What is required: Single out each line with the word "icon" and copy it.

[start of Material for this task]

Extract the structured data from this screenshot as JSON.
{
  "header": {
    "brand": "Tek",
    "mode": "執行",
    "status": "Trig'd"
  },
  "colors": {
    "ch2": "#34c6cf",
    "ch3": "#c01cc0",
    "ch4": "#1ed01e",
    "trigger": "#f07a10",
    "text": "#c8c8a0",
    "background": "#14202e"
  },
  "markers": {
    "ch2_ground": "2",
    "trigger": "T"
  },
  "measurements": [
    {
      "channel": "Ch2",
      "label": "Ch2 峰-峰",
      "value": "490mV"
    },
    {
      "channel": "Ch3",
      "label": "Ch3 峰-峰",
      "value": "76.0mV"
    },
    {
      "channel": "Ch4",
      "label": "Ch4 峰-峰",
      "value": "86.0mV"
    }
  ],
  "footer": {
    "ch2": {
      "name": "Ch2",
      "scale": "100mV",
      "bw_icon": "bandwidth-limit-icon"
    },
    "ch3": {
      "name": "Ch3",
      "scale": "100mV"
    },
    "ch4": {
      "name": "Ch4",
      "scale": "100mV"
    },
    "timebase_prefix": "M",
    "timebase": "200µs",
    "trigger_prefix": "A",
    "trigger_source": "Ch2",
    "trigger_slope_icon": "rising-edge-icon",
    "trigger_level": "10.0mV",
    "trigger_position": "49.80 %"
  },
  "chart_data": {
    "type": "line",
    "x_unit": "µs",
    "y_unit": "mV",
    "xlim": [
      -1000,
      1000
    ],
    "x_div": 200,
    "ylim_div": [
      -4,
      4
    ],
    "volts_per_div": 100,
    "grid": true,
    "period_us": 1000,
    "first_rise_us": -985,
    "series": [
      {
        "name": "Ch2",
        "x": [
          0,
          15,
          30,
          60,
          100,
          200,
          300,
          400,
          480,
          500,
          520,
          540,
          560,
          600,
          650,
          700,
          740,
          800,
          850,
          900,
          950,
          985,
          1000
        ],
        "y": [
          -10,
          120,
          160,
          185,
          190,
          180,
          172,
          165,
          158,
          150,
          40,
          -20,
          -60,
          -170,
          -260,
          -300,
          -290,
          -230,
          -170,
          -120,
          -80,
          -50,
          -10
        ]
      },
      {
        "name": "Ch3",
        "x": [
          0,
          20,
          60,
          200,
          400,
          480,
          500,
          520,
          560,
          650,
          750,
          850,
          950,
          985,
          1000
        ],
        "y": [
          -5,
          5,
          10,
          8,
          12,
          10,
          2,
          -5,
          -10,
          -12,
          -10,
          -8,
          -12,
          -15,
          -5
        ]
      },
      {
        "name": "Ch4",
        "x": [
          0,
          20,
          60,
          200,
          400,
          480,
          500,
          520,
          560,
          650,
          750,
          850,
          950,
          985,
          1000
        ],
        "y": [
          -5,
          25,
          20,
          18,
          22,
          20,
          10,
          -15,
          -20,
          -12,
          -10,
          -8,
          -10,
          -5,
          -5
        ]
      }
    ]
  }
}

[end of Material for this task]

Complete output:
      "bw_icon": "bandwidth-limit-icon"
    "trigger_slope_icon": "rising-edge-icon",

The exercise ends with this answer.